***** RECORDS SUPPLIED *****

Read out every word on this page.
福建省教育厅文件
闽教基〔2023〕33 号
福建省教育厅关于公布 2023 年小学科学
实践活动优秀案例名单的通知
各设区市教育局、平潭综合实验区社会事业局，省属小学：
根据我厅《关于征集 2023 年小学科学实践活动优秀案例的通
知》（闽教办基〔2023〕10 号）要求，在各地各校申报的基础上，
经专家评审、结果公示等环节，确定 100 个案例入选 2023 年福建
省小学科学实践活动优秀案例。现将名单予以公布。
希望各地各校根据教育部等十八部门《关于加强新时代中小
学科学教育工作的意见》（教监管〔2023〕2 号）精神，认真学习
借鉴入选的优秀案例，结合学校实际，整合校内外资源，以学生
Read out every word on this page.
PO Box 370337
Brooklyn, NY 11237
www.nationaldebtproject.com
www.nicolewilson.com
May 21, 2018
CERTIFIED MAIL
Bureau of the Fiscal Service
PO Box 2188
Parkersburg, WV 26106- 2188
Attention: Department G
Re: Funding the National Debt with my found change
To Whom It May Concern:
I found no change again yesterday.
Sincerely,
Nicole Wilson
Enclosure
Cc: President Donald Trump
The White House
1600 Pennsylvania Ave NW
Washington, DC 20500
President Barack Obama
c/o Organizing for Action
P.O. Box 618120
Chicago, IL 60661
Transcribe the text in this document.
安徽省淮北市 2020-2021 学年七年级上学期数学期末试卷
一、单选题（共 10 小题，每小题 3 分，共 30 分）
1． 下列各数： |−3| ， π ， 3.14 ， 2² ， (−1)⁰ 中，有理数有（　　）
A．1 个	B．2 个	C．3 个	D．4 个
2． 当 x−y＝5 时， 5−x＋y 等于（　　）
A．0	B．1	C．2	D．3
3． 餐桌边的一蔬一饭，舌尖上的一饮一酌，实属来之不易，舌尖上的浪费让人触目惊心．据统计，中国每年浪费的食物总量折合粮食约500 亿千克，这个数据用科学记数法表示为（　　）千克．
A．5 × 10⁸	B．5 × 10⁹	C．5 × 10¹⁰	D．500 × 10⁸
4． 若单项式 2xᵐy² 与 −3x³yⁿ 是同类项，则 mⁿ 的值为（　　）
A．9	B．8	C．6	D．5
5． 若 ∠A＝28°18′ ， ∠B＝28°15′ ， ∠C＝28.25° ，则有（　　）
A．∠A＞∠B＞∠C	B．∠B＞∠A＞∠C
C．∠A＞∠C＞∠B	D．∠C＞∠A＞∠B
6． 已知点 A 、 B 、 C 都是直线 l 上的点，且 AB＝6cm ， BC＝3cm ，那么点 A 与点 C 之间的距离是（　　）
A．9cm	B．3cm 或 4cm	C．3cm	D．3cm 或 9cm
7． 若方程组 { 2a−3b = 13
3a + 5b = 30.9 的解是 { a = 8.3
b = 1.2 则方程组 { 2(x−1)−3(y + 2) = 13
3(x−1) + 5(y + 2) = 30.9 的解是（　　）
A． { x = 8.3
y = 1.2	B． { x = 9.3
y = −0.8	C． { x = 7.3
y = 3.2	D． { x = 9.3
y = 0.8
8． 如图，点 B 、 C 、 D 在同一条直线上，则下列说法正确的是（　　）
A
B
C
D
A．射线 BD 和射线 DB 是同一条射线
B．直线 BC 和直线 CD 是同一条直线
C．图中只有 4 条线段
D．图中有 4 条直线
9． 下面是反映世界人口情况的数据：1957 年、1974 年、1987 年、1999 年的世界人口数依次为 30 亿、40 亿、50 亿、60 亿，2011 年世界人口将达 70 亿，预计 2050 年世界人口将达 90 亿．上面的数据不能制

*****

Each line from the one containing "Transcribe the text in this document." to the end of the records should be echoed exactly, and no other line.

Transcribe the text in this document.
安徽省淮北市 2020-2021 学年七年级上学期数学期末试卷
一、单选题（共 10 小题，每小题 3 分，共 30 分）
1． 下列各数： |−3| ， π ， 3.14 ， 2² ， (−1)⁰ 中，有理数有（　　）
A．1 个	B．2 个	C．3 个	D．4 个
2． 当 x−y＝5 时， 5−x＋y 等于（　　）
A．0	B．1	C．2	D．3
3． 餐桌边的一蔬一饭，舌尖上的一饮一酌，实属来之不易，舌尖上的浪费让人触目惊心．据统计，中国每年浪费的食物总量折合粮食约500 亿千克，这个数据用科学记数法表示为（　　）千克．
A．5 × 10⁸	B．5 × 10⁹	C．5 × 10¹⁰	D．500 × 10⁸
4． 若单项式 2xᵐy² 与 −3x³yⁿ 是同类项，则 mⁿ 的值为（　　）
A．9	B．8	C．6	D．5
5． 若 ∠A＝28°18′ ， ∠B＝28°15′ ， ∠C＝28.25° ，则有（　　）
A．∠A＞∠B＞∠C	B．∠B＞∠A＞∠C
C．∠A＞∠C＞∠B	D．∠C＞∠A＞∠B
6． 已知点 A 、 B 、 C 都是直线 l 上的点，且 AB＝6cm ， BC＝3cm ，那么点 A 与点 C 之间的距离是（　　）
A．9cm	B．3cm 或 4cm	C．3cm	D．3cm 或 9cm
7． 若方程组 { 2a−3b = 13
3a + 5b = 30.9 的解是 { a = 8.3
b = 1.2 则方程组 { 2(x−1)−3(y + 2) = 13
3(x−1) + 5(y + 2) = 30.9 的解是（　　）
A． { x = 8.3
y = 1.2	B． { x = 9.3
y = −0.8	C． { x = 7.3
y = 3.2	D． { x = 9.3
y = 0.8
8． 如图，点 B 、 C 、 D 在同一条直线上，则下列说法正确的是（　　）
A
B
C
D
A．射线 BD 和射线 DB 是同一条射线
B．直线 BC 和直线 CD 是同一条直线
C．图中只有 4 条线段
D．图中有 4 条直线
9． 下面是反映世界人口情况的数据：1957 年、1974 年、1987 年、1999 年的世界人口数依次为 30 亿、40 亿、50 亿、60 亿，2011 年世界人口将达 70 亿，预计 2050 年世界人口将达 90 亿．上面的数据不能制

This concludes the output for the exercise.